** START **

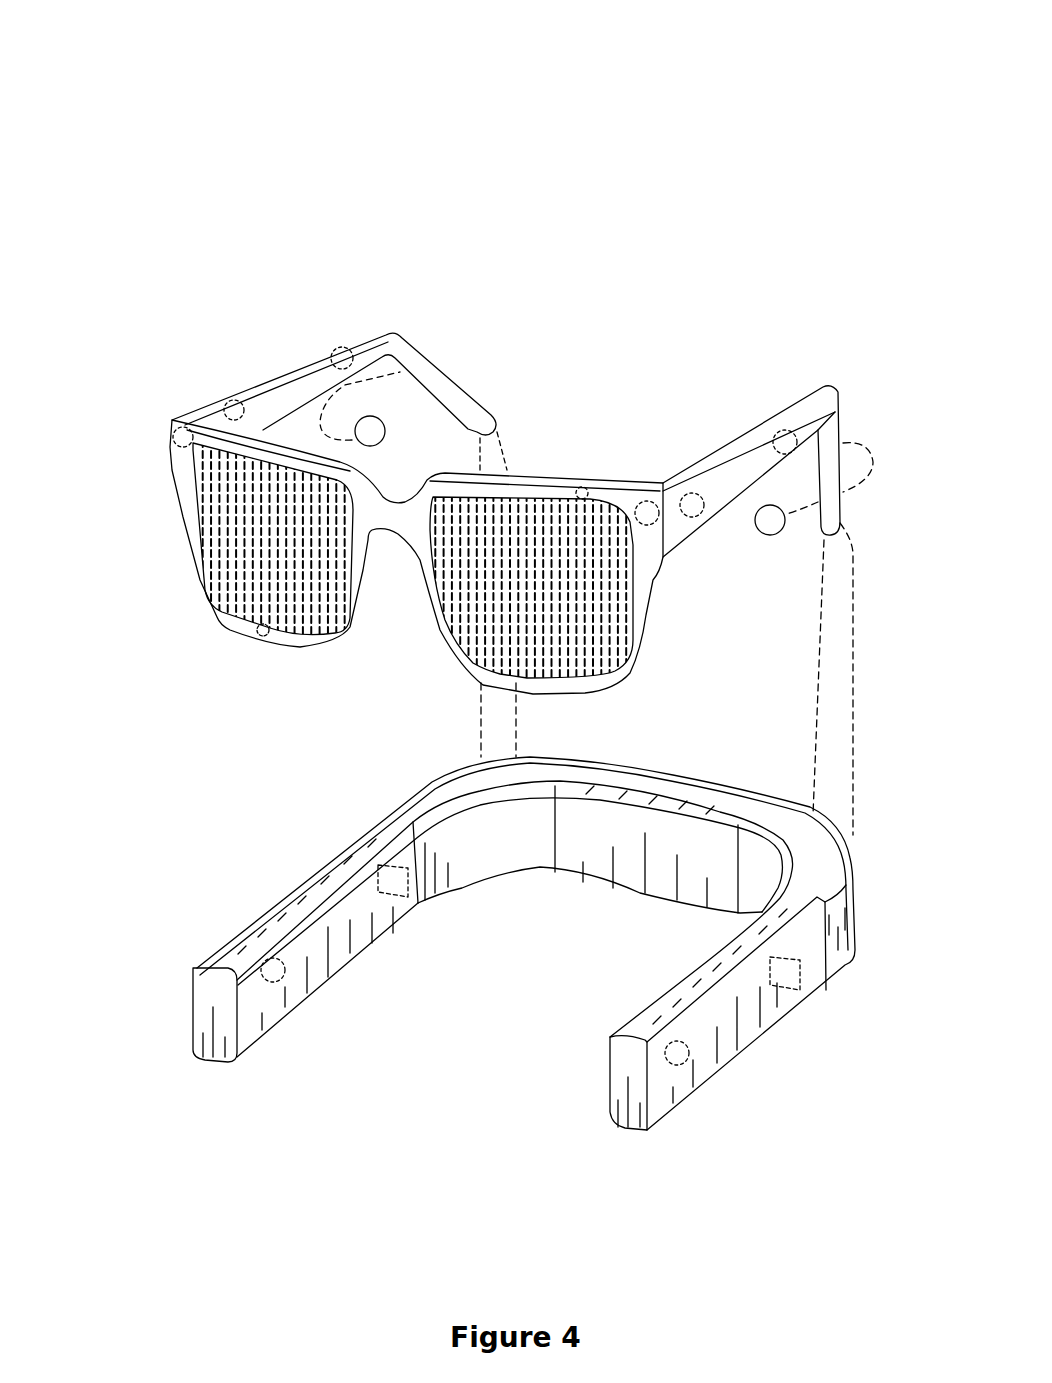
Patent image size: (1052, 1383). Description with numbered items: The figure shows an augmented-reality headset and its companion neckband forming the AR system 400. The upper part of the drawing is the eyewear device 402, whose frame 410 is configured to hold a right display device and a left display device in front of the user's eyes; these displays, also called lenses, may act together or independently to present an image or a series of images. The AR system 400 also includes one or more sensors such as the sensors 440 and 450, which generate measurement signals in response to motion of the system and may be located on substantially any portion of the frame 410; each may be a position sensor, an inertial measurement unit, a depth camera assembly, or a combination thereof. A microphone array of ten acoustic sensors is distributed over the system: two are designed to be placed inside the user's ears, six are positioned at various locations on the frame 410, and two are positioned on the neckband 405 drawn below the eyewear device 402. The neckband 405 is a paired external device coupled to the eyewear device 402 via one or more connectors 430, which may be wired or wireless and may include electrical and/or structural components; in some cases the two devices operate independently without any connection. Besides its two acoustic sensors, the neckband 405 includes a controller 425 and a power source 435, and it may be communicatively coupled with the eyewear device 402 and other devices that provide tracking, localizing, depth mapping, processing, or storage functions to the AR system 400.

** END **
** START **

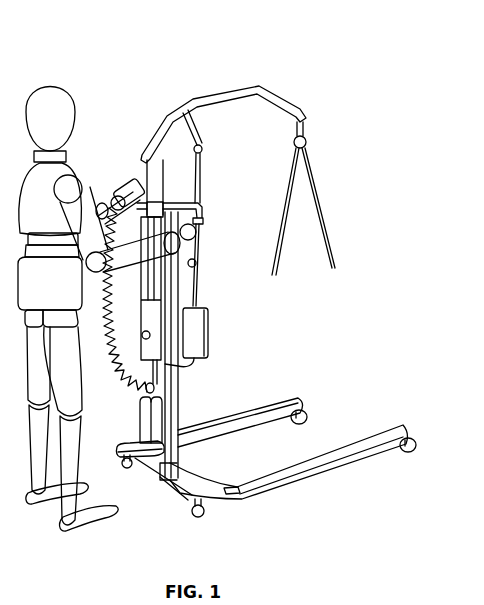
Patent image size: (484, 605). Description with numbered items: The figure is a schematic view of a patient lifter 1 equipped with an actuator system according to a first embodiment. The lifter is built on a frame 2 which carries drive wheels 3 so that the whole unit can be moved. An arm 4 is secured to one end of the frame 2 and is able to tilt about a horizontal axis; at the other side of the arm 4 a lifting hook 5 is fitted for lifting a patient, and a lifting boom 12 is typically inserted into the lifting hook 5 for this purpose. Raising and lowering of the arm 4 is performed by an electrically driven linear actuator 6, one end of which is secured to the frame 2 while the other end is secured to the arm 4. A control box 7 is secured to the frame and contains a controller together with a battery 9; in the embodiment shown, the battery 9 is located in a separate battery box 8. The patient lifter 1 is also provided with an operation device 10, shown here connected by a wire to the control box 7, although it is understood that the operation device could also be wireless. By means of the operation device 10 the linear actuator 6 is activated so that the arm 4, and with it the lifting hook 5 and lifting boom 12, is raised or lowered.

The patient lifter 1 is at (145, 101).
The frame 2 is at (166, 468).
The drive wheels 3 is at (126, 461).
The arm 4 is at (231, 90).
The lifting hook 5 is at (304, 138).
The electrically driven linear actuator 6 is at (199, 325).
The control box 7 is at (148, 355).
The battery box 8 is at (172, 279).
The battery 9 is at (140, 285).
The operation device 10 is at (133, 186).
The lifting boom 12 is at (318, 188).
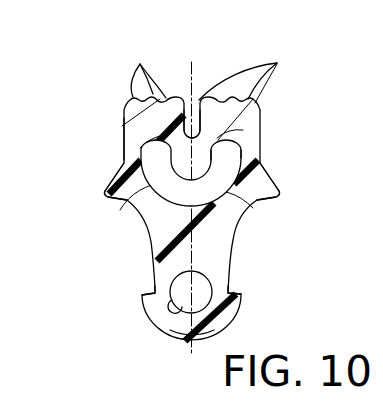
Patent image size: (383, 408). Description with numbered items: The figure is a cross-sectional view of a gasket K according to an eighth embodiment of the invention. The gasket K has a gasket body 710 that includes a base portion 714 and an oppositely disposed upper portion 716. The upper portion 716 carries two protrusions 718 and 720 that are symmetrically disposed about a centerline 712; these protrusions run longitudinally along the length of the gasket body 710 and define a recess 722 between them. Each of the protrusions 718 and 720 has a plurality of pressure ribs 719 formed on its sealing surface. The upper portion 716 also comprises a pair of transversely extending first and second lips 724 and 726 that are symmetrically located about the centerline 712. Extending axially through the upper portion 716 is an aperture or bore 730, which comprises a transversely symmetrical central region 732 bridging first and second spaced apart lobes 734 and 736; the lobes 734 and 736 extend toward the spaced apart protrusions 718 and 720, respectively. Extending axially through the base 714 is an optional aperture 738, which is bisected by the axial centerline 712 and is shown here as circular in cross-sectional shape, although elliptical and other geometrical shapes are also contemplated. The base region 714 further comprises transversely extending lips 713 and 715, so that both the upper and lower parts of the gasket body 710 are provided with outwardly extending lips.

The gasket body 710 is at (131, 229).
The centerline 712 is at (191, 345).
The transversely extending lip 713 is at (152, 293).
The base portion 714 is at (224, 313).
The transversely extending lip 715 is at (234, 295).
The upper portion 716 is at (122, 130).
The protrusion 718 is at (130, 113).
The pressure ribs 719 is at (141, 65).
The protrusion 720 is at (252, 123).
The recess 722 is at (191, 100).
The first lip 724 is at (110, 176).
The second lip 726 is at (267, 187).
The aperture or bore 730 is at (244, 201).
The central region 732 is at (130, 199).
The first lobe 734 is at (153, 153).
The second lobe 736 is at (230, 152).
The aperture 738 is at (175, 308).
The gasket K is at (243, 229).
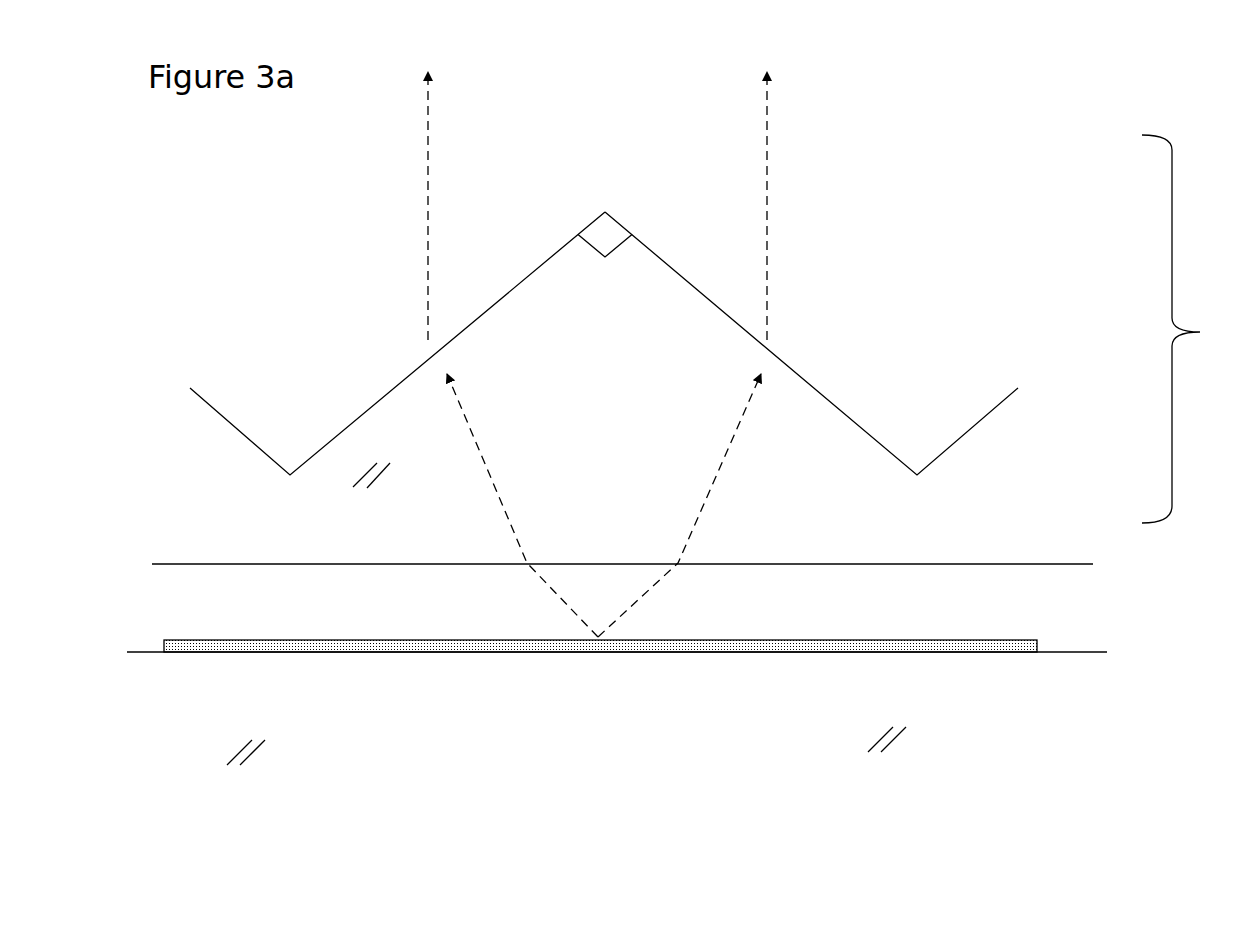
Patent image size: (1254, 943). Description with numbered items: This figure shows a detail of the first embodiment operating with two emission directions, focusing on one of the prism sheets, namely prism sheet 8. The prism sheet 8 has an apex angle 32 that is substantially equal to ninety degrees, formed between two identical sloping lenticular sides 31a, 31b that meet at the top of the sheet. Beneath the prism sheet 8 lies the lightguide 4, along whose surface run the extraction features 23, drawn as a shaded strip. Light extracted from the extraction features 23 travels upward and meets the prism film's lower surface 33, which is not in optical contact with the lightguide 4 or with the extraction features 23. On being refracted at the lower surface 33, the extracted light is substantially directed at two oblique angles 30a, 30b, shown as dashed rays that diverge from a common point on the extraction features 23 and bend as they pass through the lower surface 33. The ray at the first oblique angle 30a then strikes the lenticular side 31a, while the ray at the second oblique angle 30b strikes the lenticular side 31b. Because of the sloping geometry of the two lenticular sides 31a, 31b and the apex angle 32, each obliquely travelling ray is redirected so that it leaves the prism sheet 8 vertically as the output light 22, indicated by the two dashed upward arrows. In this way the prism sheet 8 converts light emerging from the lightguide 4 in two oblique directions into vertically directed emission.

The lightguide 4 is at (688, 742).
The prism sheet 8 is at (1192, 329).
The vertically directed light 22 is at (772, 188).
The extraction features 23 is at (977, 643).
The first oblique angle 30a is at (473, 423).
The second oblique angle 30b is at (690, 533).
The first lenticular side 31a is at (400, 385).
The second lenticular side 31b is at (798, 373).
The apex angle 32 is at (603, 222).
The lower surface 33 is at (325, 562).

** END **
** START **

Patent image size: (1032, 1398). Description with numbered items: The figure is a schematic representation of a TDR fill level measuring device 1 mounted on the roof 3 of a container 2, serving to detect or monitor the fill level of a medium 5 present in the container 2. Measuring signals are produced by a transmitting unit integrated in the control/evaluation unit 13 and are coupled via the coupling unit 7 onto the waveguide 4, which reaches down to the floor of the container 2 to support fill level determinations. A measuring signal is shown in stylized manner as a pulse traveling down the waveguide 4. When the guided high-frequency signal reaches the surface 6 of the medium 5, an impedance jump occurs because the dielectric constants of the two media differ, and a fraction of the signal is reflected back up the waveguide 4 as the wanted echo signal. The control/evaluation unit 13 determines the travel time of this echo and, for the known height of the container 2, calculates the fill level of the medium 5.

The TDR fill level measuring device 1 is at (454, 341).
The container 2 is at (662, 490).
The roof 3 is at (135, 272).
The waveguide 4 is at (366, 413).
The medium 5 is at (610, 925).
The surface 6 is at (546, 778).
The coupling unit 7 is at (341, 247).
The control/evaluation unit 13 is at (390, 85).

** END **

What you will do
Could you arrange the lines from the one holding "Patent image size: (1032, 1398)." through the one holding "The TDR fill", both included, as a JSON list of strings with one string per line and blank lines omitted?

The completed task
[
  "Patent image size: (1032, 1398). Description with numbered items: The figure is a schematic representation of a TDR fill level measuring device 1 mounted on the roof 3 of a container 2, serving to detect or monitor the fill level of a medium 5 present in the container 2. Measuring signals are produced by a transmitting unit integrated in the control/evaluation unit 13 and are coupled via the coupling unit 7 onto the waveguide 4, which reaches down to the floor of the container 2 to support fill level determinations. A measuring signal is shown in stylized manner as a pulse traveling down the waveguide 4. When the guided high-frequency signal reaches the surface 6 of the medium 5, an impedance jump occurs because the dielectric constants of the two media differ, and a fraction of the signal is reflected back up the waveguide 4 as the wanted echo signal. The control/evaluation unit 13 determines the travel time of this echo and, for the known height of the container 2, calculates the fill level of the medium 5.",
  "The TDR fill level measuring device 1 is at (454, 341)."
]